* _LISTING_

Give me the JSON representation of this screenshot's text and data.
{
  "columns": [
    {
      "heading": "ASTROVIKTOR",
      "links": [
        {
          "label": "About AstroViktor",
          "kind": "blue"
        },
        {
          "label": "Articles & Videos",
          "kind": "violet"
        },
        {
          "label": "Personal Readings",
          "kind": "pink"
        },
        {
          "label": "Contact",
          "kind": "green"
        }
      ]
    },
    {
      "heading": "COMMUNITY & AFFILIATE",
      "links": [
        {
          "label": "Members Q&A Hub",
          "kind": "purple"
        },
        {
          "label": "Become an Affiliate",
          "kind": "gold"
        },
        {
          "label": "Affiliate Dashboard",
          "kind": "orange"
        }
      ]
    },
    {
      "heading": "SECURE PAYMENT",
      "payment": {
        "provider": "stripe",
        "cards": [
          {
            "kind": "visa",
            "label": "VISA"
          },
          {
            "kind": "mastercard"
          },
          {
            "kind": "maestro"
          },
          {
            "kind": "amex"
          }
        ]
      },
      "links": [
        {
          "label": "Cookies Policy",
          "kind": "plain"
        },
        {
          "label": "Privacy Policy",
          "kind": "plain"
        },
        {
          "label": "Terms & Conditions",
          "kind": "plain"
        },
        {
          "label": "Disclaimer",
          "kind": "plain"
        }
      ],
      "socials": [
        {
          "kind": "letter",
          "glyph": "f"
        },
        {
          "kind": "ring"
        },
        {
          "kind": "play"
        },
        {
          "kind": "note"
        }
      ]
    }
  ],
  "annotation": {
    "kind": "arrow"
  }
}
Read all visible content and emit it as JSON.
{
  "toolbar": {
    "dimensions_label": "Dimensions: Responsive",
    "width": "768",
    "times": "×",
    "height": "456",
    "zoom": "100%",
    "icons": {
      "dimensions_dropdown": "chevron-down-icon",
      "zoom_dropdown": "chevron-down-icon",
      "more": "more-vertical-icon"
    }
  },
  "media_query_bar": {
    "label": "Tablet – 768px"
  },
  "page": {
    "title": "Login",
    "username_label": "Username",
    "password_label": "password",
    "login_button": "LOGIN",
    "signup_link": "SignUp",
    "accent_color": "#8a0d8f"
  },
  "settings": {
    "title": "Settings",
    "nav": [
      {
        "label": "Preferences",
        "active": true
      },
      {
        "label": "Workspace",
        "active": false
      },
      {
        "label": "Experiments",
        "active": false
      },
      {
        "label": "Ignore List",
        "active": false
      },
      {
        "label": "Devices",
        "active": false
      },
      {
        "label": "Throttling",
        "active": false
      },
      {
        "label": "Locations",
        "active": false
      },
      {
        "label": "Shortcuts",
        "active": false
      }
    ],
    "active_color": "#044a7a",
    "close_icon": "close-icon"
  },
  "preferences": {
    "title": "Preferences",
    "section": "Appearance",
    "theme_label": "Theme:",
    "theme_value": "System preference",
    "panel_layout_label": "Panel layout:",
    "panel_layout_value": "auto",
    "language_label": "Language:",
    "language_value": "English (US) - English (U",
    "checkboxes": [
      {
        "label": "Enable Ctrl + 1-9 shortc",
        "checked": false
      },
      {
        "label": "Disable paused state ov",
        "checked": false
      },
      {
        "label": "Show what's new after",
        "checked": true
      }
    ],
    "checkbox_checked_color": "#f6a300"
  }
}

* _STATED GOAL_
Could you quote the material above in full, exactly as it stands?

* _EXERCISE SOLUTION_
Give me the JSON representation of this screenshot's text and data.
{
  "columns": [
    {
      "heading": "ASTROVIKTOR",
      "links": [
        {
          "label": "About AstroViktor",
          "kind": "blue"
        },
        {
          "label": "Articles & Videos",
          "kind": "violet"
        },
        {
          "label": "Personal Readings",
          "kind": "pink"
        },
        {
          "label": "Contact",
          "kind": "green"
        }
      ]
    },
    {
      "heading": "COMMUNITY & AFFILIATE",
      "links": [
        {
          "label": "Members Q&A Hub",
          "kind": "purple"
        },
        {
          "label": "Become an Affiliate",
          "kind": "gold"
        },
        {
          "label": "Affiliate Dashboard",
          "kind": "orange"
        }
      ]
    },
    {
      "heading": "SECURE PAYMENT",
      "payment": {
        "provider": "stripe",
        "cards": [
          {
            "kind": "visa",
            "label": "VISA"
          },
          {
            "kind": "mastercard"
          },
          {
            "kind": "maestro"
          },
          {
            "kind": "amex"
          }
        ]
      },
      "links": [
        {
          "label": "Cookies Policy",
          "kind": "plain"
        },
        {
          "label": "Privacy Policy",
          "kind": "plain"
        },
        {
          "label": "Terms & Conditions",
          "kind": "plain"
        },
        {
          "label": "Disclaimer",
          "kind": "plain"
        }
      ],
      "socials": [
        {
          "kind": "letter",
          "glyph": "f"
        },
        {
          "kind": "ring"
        },
        {
          "kind": "play"
        },
        {
          "kind": "note"
        }
      ]
    }
  ],
  "annotation": {
    "kind": "arrow"
  }
}
Read all visible content and emit it as JSON.
{
  "toolbar": {
    "dimensions_label": "Dimensions: Responsive",
    "width": "768",
    "times": "×",
    "height": "456",
    "zoom": "100%",
    "icons": {
      "dimensions_dropdown": "chevron-down-icon",
      "zoom_dropdown": "chevron-down-icon",
      "more": "more-vertical-icon"
    }
  },
  "media_query_bar": {
    "label": "Tablet – 768px"
  },
  "page": {
    "title": "Login",
    "username_label": "Username",
    "password_label": "password",
    "login_button": "LOGIN",
    "signup_link": "SignUp",
    "accent_color": "#8a0d8f"
  },
  "settings": {
    "title": "Settings",
    "nav": [
      {
        "label": "Preferences",
        "active": true
      },
      {
        "label": "Workspace",
        "active": false
      },
      {
        "label": "Experiments",
        "active": false
      },
      {
        "label": "Ignore List",
        "active": false
      },
      {
        "label": "Devices",
        "active": false
      },
      {
        "label": "Throttling",
        "active": false
      },
      {
        "label": "Locations",
        "active": false
      },
      {
        "label": "Shortcuts",
        "active": false
      }
    ],
    "active_color": "#044a7a",
    "close_icon": "close-icon"
  },
  "preferences": {
    "title": "Preferences",
    "section": "Appearance",
    "theme_label": "Theme:",
    "theme_value": "System preference",
    "panel_layout_label": "Panel layout:",
    "panel_layout_value": "auto",
    "language_label": "Language:",
    "language_value": "English (US) - English (U",
    "checkboxes": [
      {
        "label": "Enable Ctrl + 1-9 shortc",
        "checked": false
      },
      {
        "label": "Disable paused state ov",
        "checked": false
      },
      {
        "label": "Show what's new after",
        "checked": true
      }
    ],
    "checkbox_checked_color": "#f6a300"
  }
}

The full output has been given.